» WHAT TO PRODUCE
Leave out all pictures and return, exactly as written, the lines from the line containing "Output a JSON" to the line containing "Parse this screenshot: output", both ends kept.

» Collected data

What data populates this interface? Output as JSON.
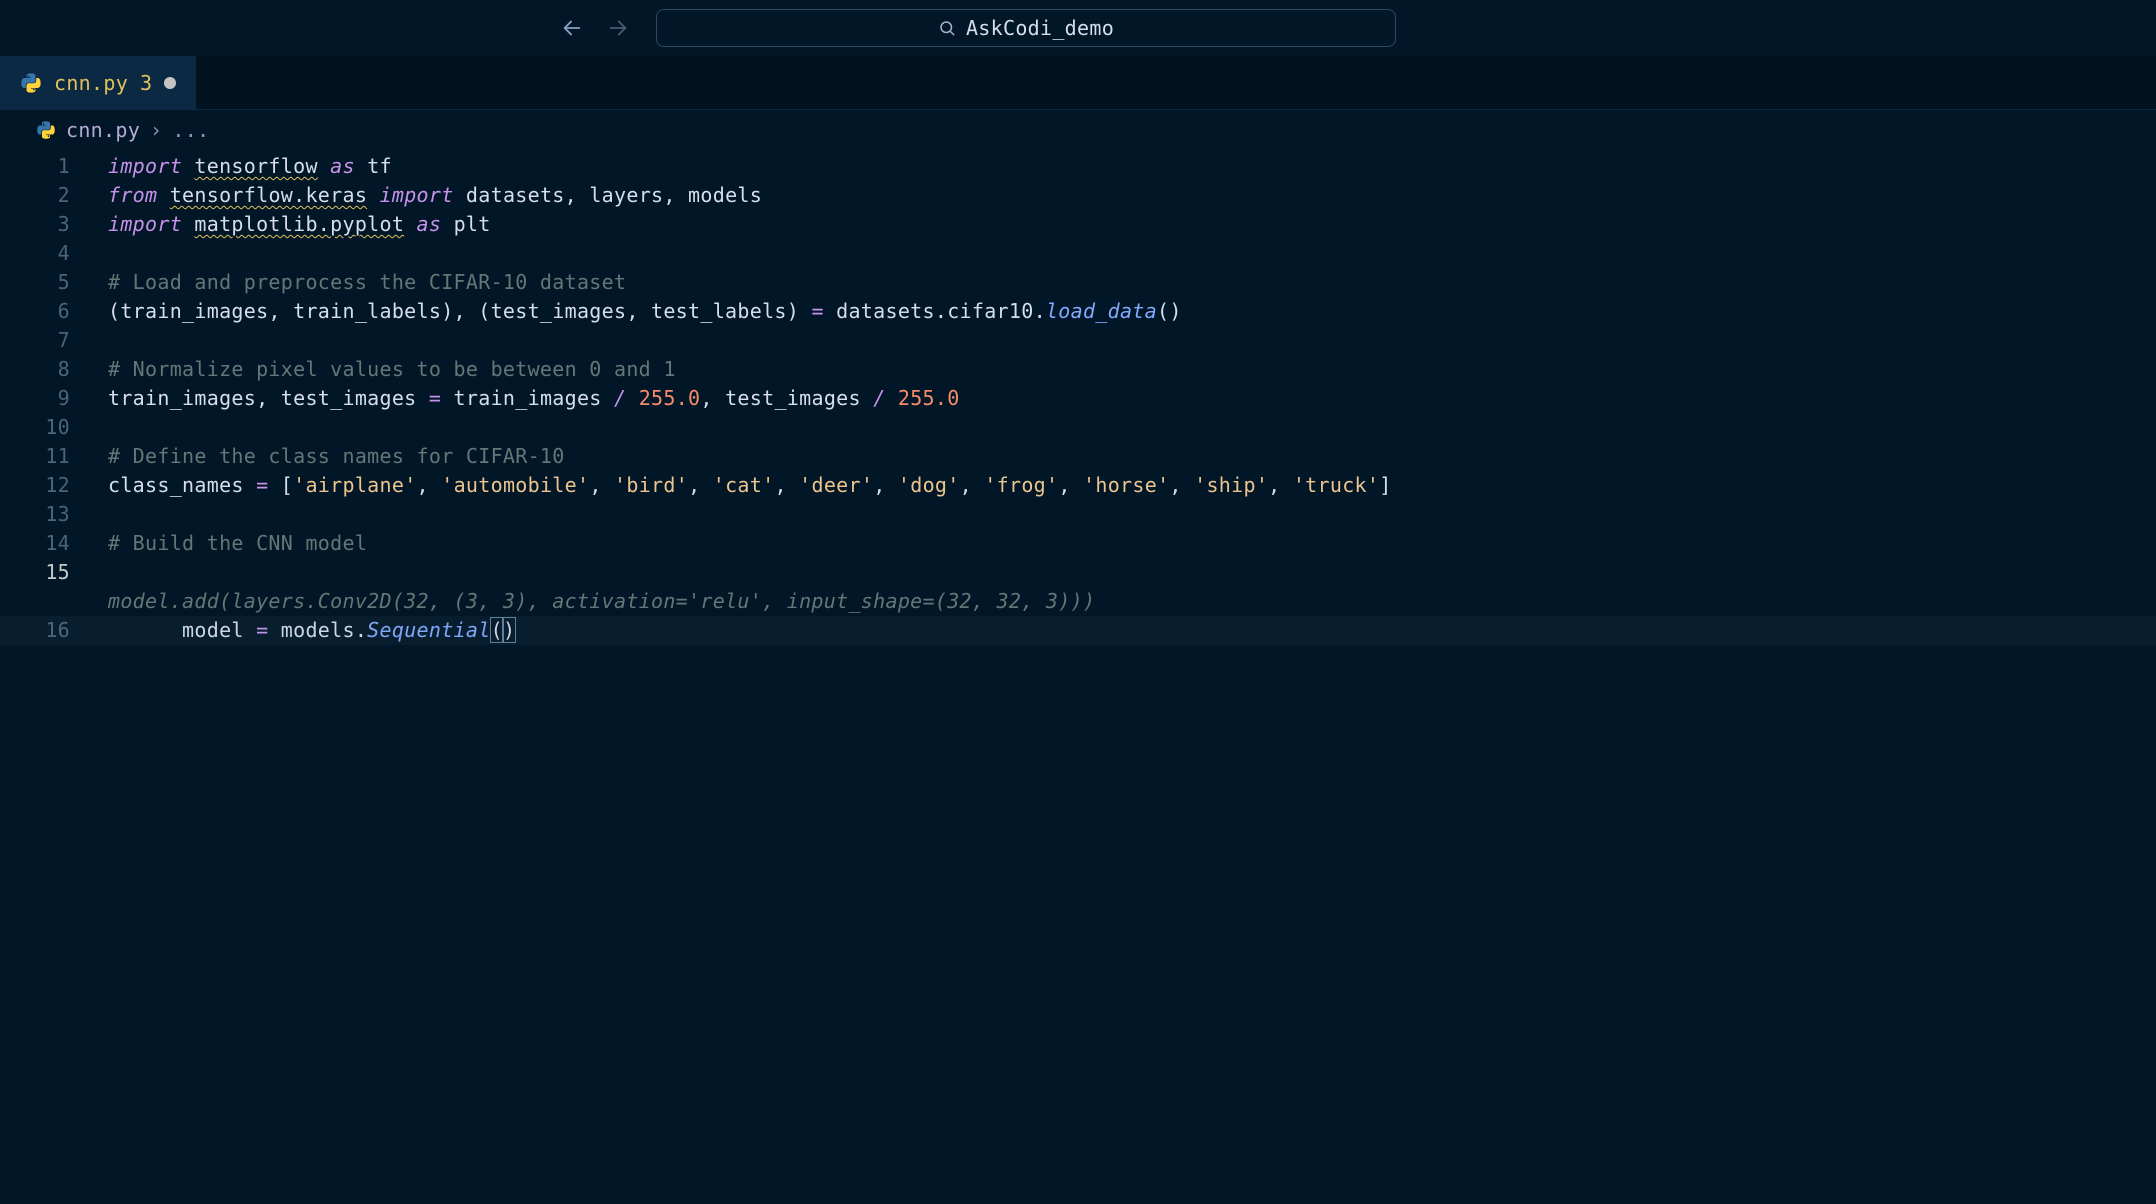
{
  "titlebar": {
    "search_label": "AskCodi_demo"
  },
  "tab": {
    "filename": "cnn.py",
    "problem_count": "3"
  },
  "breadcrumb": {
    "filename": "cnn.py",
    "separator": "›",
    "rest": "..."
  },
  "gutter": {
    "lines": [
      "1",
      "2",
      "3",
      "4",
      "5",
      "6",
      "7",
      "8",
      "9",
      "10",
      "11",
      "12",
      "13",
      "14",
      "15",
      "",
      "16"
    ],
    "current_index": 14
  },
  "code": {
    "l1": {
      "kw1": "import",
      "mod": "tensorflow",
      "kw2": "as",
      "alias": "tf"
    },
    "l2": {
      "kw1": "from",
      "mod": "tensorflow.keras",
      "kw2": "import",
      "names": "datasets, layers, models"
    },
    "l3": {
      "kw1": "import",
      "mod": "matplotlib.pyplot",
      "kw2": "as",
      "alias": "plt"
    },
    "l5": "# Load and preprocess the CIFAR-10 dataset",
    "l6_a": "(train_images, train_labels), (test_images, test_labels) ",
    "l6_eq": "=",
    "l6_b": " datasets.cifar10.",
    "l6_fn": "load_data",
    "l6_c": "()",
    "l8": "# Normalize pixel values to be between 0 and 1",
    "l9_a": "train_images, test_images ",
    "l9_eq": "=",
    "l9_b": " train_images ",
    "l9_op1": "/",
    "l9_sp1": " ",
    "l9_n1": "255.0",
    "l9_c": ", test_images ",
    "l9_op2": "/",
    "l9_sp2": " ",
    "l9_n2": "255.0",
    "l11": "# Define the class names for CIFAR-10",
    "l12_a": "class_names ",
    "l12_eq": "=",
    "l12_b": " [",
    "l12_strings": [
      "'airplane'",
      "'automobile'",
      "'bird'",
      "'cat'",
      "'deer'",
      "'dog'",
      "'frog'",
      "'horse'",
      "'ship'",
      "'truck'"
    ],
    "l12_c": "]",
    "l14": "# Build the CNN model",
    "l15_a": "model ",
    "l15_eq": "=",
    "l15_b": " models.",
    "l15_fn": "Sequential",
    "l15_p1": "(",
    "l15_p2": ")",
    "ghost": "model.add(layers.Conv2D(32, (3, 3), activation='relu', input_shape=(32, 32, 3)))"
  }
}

...

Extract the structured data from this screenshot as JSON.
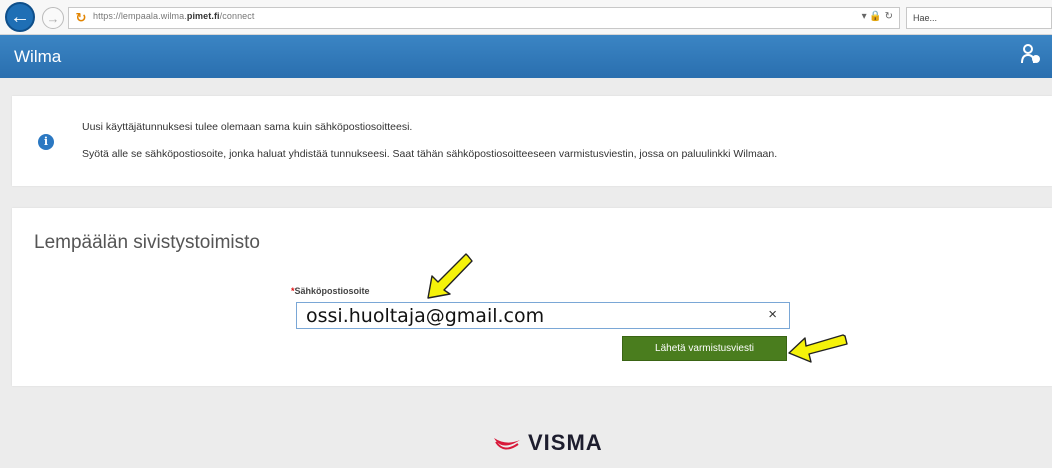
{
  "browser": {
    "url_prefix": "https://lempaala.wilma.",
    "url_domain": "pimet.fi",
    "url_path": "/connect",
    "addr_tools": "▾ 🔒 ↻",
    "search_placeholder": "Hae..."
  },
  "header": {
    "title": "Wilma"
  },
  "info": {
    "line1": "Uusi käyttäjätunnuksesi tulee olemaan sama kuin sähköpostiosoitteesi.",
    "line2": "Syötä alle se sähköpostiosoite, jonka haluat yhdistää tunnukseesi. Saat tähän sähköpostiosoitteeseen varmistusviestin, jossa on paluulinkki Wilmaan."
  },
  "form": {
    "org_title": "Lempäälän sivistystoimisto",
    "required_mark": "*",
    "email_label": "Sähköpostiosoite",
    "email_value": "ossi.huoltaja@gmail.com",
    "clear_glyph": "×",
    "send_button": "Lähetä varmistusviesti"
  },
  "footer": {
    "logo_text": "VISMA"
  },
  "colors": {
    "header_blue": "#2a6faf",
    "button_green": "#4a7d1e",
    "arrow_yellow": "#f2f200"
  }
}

* * *

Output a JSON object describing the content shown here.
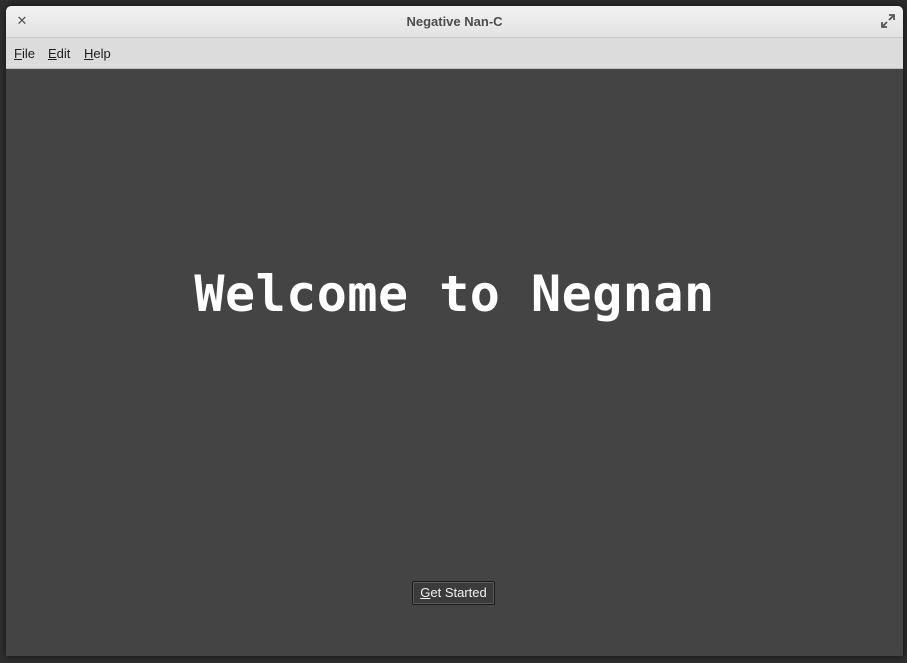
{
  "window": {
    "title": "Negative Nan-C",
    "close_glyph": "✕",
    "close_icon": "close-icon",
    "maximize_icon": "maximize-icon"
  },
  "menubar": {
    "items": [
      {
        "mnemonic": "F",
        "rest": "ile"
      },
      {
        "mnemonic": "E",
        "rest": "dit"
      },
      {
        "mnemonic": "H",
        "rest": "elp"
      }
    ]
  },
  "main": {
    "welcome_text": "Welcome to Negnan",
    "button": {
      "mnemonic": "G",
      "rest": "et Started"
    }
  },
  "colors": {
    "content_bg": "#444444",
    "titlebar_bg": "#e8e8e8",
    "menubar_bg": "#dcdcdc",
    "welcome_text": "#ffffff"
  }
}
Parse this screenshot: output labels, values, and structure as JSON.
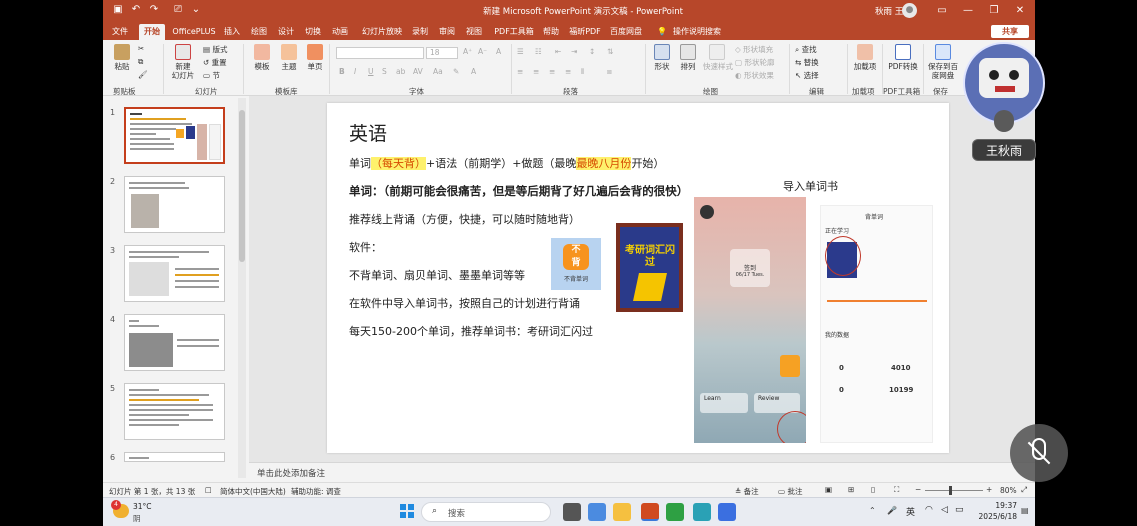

» WRITTEN ANSWER
Output a JSON object describing the content shown here.
{
  "window": {
    "title": "Negative Nan-C",
    "close_glyph": "✕",
    "close_icon": "close-icon",
    "maximize_icon": "maximize-icon"
  },
  "menubar": {
    "items": [
      {
        "mnemonic": "F",
        "rest": "ile"
      },
      {
        "mnemonic": "E",
        "rest": "dit"
      },
      {
        "mnemonic": "H",
        "rest": "elp"
      }
    ]
  },
  "main": {
    "welcome_text": "Welcome to Negnan",
    "button": {
      "mnemonic": "G",
      "rest": "et Started"
    }
  },
  "colors": {
    "content_bg": "#444444",
    "titlebar_bg": "#e8e8e8",
    "menubar_bg": "#dcdcdc",
    "welcome_text": "#ffffff"
  }
}
Parse this screenshot: output labels, values, and structure as JSON.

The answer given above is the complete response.